Dataset excerpt:
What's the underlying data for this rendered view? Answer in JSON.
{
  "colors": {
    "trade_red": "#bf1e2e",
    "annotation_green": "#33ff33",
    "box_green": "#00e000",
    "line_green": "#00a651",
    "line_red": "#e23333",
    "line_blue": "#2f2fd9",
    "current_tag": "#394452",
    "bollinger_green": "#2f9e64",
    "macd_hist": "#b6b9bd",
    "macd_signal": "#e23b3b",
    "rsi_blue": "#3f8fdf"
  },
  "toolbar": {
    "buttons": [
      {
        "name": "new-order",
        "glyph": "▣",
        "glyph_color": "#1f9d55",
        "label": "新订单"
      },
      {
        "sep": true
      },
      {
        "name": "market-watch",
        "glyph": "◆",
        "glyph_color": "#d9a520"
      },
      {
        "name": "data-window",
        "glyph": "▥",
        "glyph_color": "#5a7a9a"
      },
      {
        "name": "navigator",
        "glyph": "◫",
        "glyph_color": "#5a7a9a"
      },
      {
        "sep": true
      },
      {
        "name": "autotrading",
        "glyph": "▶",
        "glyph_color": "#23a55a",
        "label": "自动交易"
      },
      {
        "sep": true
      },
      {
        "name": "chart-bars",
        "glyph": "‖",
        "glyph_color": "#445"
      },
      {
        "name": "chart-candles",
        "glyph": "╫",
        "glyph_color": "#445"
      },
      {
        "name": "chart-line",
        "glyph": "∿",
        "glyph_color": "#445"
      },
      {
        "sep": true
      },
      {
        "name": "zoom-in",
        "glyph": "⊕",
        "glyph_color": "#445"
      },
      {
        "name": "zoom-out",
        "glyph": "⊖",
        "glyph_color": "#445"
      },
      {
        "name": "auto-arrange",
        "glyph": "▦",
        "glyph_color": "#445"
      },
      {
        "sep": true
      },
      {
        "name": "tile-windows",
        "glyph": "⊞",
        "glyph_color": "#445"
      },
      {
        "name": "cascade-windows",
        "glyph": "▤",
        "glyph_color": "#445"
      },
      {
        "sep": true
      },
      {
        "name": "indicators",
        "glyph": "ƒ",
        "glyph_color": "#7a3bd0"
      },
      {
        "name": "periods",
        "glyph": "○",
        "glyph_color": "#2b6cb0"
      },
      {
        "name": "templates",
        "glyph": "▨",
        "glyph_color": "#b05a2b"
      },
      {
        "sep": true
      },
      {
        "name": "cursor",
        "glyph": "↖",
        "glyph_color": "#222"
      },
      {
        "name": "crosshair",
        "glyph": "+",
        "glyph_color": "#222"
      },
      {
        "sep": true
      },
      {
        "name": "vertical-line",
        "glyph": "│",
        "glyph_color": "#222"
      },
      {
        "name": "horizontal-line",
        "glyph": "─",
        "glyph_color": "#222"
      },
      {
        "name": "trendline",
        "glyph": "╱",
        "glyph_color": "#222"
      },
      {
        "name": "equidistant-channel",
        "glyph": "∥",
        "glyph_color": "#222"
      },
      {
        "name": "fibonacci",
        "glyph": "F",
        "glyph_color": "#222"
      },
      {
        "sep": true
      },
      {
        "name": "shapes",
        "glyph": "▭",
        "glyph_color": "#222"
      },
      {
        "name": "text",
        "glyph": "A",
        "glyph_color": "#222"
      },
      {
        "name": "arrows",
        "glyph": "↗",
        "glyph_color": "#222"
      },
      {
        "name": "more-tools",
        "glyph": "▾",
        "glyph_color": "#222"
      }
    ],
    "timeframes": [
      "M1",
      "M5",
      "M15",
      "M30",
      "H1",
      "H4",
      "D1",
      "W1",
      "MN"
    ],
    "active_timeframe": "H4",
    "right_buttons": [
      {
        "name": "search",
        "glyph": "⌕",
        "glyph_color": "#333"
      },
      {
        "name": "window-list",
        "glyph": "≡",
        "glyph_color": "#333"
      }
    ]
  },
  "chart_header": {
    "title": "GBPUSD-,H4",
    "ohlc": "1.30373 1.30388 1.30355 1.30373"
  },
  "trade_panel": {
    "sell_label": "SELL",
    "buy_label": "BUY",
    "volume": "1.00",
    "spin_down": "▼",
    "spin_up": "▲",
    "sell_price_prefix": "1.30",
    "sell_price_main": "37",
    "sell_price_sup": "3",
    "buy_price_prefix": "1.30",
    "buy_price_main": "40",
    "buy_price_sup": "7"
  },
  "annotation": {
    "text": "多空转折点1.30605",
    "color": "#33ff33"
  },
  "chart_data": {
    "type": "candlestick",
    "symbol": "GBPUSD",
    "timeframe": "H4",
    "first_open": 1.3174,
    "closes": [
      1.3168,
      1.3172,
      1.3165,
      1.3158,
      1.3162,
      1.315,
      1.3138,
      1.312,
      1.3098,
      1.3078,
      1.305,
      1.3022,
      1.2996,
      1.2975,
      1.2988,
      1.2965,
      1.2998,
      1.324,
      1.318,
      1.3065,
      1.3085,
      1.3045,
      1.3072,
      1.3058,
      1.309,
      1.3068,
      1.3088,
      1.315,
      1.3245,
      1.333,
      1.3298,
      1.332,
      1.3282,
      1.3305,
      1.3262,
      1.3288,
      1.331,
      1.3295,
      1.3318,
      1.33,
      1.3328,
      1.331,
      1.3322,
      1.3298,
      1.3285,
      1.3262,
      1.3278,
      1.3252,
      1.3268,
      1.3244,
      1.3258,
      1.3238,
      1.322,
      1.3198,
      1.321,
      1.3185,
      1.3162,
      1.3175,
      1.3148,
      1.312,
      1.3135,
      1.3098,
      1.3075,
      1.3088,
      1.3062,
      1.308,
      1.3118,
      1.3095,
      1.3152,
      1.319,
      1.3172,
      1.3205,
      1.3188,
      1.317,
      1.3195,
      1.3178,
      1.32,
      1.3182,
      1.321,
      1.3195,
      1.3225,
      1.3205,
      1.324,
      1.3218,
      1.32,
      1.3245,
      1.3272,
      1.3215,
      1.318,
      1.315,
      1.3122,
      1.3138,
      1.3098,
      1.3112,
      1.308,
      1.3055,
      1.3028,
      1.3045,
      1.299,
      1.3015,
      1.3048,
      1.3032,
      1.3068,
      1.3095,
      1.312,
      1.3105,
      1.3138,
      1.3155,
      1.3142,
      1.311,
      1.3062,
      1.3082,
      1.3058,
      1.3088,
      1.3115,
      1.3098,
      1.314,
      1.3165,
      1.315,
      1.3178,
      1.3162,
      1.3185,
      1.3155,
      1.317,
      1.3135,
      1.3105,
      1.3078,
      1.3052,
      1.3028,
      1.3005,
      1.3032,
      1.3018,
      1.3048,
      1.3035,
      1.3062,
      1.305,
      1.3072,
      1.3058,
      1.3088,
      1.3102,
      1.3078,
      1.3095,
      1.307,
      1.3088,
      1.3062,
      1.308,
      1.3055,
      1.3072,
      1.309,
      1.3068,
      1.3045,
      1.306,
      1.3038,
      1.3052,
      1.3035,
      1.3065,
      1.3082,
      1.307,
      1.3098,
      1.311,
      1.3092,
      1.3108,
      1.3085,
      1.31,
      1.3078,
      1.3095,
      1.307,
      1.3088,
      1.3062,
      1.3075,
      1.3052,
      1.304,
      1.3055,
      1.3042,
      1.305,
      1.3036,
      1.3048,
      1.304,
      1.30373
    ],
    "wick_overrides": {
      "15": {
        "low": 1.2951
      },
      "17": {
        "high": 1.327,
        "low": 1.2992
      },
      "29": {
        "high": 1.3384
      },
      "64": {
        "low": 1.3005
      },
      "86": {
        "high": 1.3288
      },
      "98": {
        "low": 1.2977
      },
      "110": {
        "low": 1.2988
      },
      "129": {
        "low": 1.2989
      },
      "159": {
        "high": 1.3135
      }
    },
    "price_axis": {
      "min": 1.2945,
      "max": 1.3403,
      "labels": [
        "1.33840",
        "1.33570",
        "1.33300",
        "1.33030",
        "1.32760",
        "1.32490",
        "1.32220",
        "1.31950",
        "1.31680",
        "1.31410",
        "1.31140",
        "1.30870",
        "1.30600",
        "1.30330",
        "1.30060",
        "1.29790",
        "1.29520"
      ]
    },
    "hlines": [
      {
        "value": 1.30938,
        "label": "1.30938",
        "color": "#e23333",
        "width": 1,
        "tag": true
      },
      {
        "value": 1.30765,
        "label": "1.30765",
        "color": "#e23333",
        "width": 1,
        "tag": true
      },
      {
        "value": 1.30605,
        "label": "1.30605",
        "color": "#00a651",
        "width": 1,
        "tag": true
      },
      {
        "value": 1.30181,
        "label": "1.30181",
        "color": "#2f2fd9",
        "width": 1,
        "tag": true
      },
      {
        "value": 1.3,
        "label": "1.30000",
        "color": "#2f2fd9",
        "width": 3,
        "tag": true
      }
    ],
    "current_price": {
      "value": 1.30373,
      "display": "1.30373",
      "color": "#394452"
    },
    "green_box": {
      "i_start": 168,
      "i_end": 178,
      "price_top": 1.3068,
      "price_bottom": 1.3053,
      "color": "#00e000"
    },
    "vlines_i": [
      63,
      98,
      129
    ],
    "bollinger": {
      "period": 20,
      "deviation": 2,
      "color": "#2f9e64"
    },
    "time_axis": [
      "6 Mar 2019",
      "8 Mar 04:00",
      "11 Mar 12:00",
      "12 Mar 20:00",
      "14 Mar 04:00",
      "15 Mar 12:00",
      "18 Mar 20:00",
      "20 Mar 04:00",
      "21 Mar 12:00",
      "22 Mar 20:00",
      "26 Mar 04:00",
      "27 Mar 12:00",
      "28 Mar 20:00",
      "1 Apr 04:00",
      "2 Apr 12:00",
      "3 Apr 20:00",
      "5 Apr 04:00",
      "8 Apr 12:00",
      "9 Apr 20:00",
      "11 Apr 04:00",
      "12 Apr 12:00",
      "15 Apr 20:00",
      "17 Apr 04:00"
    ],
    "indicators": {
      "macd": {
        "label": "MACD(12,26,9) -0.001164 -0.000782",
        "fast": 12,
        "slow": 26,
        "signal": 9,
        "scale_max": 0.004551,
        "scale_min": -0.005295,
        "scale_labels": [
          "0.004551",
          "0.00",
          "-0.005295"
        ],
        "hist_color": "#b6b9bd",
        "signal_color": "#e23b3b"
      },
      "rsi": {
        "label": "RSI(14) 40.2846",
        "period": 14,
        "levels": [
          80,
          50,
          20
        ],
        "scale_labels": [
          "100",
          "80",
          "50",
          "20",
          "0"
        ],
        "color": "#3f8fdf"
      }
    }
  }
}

Given request: Pick out and copy the lines of the material that include the word "high".

The completed task:
        "high": 1.327,
        "high": 1.3384
        "high": 1.3288
        "high": 1.3135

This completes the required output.